REQUIRED TASK: Count each line below that has "социальных" anywhere in it. Answer with the total alone.

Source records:

========================================

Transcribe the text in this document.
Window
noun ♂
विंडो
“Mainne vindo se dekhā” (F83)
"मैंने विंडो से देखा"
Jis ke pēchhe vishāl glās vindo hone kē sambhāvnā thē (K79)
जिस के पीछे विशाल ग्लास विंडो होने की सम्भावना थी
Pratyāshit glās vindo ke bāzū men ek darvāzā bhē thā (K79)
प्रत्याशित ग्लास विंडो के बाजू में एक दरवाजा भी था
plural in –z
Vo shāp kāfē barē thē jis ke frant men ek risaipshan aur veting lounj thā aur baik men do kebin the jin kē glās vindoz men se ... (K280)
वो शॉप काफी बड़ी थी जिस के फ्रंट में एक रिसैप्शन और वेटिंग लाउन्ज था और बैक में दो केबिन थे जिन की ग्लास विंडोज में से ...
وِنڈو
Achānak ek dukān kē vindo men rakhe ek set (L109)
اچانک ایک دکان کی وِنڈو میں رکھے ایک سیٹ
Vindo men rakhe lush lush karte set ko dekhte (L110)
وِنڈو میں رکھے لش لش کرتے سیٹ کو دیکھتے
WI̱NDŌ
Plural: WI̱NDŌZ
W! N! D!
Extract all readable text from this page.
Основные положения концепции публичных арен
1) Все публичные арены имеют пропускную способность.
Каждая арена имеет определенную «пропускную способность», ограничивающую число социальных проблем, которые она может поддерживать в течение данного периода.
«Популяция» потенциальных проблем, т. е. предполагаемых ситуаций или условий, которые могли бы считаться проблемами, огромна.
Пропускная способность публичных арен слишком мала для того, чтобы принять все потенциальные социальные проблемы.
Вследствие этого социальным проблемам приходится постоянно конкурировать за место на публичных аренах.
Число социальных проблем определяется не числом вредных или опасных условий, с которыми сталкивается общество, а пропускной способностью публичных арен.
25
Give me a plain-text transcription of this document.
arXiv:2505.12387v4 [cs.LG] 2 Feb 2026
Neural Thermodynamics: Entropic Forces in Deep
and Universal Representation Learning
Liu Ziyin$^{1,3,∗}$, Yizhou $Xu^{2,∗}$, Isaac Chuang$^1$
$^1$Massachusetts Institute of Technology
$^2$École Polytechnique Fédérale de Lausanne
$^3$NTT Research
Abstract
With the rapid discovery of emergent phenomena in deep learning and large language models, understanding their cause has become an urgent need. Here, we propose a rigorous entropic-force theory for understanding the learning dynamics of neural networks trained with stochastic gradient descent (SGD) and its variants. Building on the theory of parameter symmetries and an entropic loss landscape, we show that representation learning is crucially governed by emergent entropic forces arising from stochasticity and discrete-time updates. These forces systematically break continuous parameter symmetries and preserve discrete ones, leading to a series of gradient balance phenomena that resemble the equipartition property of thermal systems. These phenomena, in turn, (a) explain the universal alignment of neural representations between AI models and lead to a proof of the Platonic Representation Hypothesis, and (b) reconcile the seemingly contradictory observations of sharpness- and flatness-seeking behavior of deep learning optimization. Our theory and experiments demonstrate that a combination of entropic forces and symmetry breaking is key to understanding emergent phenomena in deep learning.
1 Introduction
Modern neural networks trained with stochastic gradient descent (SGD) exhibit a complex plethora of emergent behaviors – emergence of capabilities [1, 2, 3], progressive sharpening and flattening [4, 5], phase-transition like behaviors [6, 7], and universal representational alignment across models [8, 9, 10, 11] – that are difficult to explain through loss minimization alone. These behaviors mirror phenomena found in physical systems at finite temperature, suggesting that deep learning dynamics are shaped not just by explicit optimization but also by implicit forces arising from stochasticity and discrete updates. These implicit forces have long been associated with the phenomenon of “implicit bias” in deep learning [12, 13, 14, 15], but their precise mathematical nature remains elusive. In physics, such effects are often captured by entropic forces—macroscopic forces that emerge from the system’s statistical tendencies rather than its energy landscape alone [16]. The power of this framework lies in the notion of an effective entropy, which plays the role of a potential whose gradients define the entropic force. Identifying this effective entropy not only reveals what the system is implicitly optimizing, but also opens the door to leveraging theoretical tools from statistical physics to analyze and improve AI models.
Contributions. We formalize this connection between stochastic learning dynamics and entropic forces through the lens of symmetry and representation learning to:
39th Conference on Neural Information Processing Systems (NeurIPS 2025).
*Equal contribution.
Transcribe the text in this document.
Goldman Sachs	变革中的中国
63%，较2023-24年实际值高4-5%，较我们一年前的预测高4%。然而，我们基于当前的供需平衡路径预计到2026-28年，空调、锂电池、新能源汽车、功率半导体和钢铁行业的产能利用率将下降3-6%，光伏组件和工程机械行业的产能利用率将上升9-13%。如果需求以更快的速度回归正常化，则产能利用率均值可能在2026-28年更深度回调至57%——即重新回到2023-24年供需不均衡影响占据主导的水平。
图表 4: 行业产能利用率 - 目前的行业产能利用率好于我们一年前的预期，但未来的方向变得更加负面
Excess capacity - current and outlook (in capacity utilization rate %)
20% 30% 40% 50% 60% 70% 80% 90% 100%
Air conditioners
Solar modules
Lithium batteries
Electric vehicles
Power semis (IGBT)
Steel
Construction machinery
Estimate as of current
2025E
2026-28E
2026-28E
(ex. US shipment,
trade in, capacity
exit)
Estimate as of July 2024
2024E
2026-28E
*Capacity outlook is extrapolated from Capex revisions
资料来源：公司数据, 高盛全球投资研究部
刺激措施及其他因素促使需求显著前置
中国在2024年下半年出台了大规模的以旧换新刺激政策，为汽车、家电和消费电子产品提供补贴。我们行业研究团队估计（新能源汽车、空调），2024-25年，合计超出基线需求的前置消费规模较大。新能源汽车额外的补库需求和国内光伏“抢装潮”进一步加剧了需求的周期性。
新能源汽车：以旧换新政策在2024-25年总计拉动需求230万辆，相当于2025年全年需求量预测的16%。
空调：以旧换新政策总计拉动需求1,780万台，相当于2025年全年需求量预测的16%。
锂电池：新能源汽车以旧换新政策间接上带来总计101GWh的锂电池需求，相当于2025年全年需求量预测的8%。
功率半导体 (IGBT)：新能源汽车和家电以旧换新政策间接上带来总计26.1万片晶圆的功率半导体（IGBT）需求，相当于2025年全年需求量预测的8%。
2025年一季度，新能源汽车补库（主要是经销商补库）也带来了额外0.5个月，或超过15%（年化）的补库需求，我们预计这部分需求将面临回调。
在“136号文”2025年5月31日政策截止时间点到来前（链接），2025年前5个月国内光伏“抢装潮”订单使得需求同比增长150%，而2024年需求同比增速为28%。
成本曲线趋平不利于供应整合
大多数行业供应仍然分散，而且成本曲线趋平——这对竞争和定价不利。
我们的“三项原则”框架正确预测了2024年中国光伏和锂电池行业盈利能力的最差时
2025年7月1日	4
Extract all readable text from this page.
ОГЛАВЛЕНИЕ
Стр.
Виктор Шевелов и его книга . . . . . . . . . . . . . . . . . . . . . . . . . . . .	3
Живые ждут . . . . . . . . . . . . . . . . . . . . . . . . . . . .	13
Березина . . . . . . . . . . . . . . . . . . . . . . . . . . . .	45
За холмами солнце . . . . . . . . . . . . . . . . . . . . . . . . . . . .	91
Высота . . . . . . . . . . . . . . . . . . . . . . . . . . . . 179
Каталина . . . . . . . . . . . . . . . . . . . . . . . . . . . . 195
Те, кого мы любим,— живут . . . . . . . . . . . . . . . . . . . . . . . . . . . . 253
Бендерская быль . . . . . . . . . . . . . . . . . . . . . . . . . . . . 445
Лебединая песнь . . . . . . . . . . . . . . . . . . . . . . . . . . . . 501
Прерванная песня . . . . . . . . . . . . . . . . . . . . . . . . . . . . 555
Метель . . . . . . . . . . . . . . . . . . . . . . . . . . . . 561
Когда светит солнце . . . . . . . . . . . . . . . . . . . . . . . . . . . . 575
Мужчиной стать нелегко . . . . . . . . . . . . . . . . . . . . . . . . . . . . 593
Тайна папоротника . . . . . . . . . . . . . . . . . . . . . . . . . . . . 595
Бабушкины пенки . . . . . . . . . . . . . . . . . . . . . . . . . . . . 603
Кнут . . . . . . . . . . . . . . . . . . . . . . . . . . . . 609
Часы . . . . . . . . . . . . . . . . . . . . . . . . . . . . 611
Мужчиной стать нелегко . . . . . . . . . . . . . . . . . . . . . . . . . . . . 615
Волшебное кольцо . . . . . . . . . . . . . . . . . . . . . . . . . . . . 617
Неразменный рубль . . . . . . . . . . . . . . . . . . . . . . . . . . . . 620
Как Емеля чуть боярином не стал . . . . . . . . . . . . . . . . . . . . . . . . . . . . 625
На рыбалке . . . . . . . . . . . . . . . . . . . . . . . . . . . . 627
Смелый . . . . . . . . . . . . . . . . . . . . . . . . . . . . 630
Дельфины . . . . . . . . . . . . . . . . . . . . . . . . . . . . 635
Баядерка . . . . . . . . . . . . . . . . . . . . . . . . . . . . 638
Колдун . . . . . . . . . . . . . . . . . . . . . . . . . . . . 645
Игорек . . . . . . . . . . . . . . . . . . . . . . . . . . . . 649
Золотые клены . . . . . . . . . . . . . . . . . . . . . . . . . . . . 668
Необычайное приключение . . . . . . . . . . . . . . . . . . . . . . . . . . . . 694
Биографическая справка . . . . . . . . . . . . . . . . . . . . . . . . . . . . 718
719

========================================

TASK SOLUTION: 2